Work instructions
• A. In the Grayer excerpt, reproduce the passage between "Grayer serves on" and "of Higher Education.", inclusive, but replace "Memorial Sloan-Kettering Cancer Center" with "MSK".
• B. Answer these questions from the Grayer excerpt:
(i) To whom did Weld North sell The Learning House in November 2018?
(ii) In what year did Grayer launch the Imagine Learning Foundation?
(iii) Of which place is Grayer's partner the mayor?

Excerpted text
[Start of Attachment]

In January 2018, Weld North announced it had sold KKR's stake in Weld North Education to Silver Lake Partners. In February 2021, Onex agreed to make a significant investment in Weld North Education.

=== Other investments ===

- In February 2018, Weld North sold its investment in Performance Matters, a Utah-based K-12 data analytics company, to PeopleAdmin, a Vista Equity Partners portfolio company.
- In November 2018, Weld North sold The Learning House, a Kentucky-based service provider to over 100 higher education institutions, to John Wiley & Sons.
- In January 2016, Weld North acquired a controlling interest in Boston-based learning analytics company Intellify Learning.

Grayer is a frequent speaker on education reform, investing, and innovation. Grayer was named EdTech GOAT by GSV in 2025.

==Other roles==

Grayer serves on the board of Memorial Sloan-Kettering Cancer Center. In September 2005, he was named by U.S. Secretary of Education Margaret Spellings to the Commission on the Future of Higher Education.

In June 2016, The Kaplan Educational Foundation honored Grayer with the 2016 Leadership Award in recognition of his role as founder of the foundation when he was CEO of Kaplan, Inc. The Kaplan Educational Foundation, founded in 2006, helps disadvantaged Black and Latino community college students complete their associate degrees and transfer to top U.S. colleges and universities.

=== Grayer Family Foundation ===

In 2019, Grayer launched The Grayer Family Foundation to target three areas of need: to provide financial support for cancer care and research, to increase access to higher education for under-resourced students, and to create more nutritional options for underprivileged kids before and after school.

=== Imagine Learning Foundation ===

In 2021, Grayer launched the Imagine Learning Foundation, created with one principal goal: to foster the well-being of learners and the people who support them at home and in their communities. Imagine Learning Foundation funds a variety of grants to mission-aligned national nonprofit organizations that support initiatives to foster the well-being of youth, families, and educators with an emphasis on accelerating student achievement.

== Personal life ==

Jonathan is a resident of Hillsboro Beach, FL, where his partner, Dawn Baker Miller, is the mayor. He has four children — two daughters and two sons.  Dawn has a daughter and son.

[End of Attachment]

[Dataset entries]
[Start of Attachment]

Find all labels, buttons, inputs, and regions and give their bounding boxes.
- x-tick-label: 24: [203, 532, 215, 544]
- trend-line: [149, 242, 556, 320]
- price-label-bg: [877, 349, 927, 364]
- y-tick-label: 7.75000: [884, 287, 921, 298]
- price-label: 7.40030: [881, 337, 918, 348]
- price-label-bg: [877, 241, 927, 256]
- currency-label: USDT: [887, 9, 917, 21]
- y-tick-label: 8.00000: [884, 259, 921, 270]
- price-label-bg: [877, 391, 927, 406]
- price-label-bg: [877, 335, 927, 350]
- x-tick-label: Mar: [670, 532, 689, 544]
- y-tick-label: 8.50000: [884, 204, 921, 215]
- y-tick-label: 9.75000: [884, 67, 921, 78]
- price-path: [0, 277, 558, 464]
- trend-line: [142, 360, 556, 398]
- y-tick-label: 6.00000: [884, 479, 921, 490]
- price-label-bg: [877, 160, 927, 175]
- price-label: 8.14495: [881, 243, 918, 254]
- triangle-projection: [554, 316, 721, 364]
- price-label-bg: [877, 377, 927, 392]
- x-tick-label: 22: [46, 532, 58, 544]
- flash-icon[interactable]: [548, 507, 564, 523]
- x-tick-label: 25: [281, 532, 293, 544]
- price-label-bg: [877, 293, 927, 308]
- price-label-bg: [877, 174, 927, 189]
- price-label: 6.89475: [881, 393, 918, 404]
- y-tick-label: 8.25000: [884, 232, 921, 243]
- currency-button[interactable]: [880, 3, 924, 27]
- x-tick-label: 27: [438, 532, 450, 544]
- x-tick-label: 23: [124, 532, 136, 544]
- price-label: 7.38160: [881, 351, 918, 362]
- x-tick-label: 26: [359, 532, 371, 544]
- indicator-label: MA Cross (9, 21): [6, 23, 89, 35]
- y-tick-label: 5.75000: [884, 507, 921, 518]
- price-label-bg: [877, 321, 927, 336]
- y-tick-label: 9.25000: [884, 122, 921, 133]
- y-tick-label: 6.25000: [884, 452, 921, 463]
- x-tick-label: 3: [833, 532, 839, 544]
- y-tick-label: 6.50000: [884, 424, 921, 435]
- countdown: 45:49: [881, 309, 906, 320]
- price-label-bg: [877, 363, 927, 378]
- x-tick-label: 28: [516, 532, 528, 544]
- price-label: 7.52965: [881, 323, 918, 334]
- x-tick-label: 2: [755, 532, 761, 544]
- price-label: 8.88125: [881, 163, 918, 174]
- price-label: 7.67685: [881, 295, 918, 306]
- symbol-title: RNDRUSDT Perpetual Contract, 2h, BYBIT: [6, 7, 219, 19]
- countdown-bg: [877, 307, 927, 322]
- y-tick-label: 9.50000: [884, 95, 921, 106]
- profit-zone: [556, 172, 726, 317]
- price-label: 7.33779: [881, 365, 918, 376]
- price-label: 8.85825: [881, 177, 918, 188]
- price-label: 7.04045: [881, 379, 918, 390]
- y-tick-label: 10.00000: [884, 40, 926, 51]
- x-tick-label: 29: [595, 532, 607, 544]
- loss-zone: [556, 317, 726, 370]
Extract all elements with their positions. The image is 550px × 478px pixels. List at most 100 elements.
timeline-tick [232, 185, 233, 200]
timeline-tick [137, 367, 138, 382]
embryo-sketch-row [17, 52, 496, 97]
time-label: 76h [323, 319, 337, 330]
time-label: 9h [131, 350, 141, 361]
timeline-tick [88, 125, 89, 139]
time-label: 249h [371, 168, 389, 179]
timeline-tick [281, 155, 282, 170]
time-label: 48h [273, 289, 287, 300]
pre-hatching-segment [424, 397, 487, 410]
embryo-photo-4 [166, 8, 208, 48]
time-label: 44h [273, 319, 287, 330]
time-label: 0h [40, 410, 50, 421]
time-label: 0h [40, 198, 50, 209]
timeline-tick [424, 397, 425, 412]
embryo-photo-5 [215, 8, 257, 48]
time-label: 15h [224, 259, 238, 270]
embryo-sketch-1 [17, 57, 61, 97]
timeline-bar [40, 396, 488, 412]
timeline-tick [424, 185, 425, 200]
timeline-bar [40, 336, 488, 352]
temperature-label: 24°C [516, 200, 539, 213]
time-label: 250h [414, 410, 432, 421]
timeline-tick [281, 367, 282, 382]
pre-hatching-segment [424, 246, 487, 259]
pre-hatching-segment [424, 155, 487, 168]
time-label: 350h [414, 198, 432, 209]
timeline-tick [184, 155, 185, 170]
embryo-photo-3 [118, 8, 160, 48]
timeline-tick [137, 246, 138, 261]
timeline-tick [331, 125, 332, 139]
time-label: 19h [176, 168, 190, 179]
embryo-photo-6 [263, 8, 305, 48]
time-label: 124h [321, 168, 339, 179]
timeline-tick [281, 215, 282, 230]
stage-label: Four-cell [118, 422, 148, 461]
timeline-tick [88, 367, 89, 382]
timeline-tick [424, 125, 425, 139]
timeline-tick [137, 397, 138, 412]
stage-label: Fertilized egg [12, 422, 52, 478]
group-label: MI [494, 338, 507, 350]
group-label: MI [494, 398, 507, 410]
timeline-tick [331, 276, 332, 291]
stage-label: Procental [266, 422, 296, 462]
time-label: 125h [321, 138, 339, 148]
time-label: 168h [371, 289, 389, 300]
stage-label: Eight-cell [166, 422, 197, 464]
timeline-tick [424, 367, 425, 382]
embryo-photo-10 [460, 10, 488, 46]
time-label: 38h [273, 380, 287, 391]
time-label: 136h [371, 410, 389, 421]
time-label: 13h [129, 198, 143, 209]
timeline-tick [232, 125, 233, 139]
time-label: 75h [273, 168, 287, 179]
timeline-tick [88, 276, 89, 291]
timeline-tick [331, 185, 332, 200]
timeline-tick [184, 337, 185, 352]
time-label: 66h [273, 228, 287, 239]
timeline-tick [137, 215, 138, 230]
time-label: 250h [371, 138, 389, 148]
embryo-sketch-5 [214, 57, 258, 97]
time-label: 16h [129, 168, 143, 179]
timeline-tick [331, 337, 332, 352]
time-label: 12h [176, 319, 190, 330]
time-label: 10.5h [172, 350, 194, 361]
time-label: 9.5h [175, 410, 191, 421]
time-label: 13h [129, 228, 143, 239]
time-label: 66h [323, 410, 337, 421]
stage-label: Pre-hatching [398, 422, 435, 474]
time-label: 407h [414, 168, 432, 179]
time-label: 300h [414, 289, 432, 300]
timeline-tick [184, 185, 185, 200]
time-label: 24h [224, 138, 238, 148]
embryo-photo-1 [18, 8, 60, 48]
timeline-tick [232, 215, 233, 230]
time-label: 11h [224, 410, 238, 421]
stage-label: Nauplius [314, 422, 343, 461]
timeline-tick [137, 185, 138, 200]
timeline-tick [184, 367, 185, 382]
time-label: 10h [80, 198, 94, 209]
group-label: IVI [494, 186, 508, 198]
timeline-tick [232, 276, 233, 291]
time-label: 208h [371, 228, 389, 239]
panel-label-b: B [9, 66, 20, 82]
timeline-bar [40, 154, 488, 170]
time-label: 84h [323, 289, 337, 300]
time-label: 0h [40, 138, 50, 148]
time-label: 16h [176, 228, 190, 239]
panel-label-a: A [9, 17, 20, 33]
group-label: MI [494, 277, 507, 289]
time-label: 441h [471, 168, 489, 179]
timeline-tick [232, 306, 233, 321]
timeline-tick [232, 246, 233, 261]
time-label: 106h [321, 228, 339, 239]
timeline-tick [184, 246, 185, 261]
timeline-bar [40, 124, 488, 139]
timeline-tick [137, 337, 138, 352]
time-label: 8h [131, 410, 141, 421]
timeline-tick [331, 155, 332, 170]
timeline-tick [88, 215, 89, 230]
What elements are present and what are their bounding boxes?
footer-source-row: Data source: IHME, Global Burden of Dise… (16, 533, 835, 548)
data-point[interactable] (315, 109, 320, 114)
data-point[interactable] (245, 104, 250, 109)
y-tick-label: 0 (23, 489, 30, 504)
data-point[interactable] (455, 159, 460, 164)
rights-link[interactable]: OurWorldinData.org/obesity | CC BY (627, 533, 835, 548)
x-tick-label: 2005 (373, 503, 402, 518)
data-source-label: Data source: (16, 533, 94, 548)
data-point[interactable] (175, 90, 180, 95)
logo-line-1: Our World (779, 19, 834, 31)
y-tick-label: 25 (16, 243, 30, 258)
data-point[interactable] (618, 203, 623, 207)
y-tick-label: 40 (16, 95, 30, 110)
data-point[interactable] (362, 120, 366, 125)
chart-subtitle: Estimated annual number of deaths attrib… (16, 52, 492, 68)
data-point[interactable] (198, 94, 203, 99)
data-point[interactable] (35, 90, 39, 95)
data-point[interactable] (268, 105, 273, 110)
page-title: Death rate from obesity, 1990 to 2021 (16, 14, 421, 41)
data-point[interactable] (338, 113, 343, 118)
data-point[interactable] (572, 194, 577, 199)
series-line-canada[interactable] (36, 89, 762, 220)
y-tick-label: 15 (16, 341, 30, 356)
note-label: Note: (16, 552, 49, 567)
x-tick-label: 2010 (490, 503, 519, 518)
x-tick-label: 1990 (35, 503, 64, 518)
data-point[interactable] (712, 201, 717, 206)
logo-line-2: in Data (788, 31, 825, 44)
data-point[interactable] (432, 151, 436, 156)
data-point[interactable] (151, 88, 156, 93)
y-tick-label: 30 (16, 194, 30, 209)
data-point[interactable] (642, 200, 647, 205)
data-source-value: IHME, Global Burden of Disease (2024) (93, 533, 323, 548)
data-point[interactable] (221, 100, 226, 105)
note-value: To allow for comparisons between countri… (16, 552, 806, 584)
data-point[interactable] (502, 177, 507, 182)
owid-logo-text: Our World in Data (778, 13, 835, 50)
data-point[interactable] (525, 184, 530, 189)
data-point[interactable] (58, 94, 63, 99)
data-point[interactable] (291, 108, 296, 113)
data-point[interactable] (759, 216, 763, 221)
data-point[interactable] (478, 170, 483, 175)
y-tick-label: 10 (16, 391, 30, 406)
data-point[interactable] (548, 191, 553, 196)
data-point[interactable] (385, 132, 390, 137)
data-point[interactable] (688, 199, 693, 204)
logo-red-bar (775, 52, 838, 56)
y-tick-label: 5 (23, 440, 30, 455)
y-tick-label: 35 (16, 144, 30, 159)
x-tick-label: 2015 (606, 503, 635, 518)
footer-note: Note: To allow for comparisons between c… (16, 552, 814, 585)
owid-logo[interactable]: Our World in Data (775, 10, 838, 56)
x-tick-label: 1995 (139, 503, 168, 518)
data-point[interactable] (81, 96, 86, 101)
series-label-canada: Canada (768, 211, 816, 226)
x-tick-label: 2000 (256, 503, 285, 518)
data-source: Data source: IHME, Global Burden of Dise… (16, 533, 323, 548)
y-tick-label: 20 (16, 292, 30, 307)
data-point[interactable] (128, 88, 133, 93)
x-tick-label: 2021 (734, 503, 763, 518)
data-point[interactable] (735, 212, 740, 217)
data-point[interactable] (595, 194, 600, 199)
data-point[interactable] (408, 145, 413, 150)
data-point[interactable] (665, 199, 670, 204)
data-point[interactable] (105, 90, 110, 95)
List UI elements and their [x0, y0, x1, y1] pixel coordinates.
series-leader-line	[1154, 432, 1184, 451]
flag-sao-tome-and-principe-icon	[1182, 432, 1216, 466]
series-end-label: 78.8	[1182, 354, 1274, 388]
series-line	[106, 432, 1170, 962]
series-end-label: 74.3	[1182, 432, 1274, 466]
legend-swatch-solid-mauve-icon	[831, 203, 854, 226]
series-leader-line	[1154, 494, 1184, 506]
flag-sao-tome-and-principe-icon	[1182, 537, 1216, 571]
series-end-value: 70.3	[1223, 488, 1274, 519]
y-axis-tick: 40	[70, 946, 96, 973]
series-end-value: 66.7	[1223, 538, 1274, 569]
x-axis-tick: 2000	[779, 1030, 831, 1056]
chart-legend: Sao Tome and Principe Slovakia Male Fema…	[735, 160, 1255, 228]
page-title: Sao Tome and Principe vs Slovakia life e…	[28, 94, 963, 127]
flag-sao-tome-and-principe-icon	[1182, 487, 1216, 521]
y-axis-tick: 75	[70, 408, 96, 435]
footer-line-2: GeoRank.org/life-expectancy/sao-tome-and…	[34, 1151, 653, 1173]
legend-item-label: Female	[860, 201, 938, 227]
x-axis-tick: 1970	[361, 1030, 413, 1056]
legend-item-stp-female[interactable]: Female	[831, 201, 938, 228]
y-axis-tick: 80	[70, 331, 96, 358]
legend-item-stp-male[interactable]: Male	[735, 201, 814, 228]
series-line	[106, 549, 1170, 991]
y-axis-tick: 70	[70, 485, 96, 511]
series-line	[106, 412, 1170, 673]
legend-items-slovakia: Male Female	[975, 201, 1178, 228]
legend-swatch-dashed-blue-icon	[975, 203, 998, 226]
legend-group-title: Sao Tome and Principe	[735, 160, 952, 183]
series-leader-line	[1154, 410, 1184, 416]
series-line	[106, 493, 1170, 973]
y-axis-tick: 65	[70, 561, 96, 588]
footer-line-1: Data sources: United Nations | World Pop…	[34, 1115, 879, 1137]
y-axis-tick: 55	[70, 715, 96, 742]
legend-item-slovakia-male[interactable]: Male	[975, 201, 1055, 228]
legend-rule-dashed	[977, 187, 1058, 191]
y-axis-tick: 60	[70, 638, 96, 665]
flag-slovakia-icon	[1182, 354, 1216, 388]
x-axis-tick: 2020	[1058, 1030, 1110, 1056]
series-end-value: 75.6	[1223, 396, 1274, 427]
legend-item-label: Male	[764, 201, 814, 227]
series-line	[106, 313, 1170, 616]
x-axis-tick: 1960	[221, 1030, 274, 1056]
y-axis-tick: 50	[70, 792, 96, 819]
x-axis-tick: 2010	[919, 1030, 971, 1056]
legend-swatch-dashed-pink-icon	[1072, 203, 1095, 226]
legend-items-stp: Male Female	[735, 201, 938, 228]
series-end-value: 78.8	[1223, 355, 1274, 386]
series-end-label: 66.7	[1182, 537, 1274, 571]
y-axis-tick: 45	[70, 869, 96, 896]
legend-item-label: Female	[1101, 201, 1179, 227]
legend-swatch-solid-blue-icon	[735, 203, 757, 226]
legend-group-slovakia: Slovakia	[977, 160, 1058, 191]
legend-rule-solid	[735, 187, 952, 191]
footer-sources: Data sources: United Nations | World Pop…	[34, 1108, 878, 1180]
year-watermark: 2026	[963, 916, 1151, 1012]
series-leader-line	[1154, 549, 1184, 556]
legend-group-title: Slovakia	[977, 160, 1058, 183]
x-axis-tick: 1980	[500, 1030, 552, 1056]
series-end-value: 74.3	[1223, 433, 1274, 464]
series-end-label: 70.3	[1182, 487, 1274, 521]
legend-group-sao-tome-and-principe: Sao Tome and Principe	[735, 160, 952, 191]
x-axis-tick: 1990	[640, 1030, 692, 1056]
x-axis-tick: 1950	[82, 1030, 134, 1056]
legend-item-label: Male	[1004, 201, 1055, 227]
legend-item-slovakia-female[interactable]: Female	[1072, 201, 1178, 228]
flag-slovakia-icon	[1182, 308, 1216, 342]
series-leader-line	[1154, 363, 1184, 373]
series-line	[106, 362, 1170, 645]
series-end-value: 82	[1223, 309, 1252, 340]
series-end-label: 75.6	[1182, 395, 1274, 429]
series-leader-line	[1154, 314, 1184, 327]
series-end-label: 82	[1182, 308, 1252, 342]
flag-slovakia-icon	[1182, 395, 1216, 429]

[End of Attachment]

Results for the exercise
• A.
Grayer serves on the board of MSK. In September 2005, he was named by U.S. Secretary of Education Margaret Spellings to the Commission on the Future of Higher Education.

• B.
(i) John Wiley & Sons
(ii) 2021
(iii) Hillsboro Beach, FL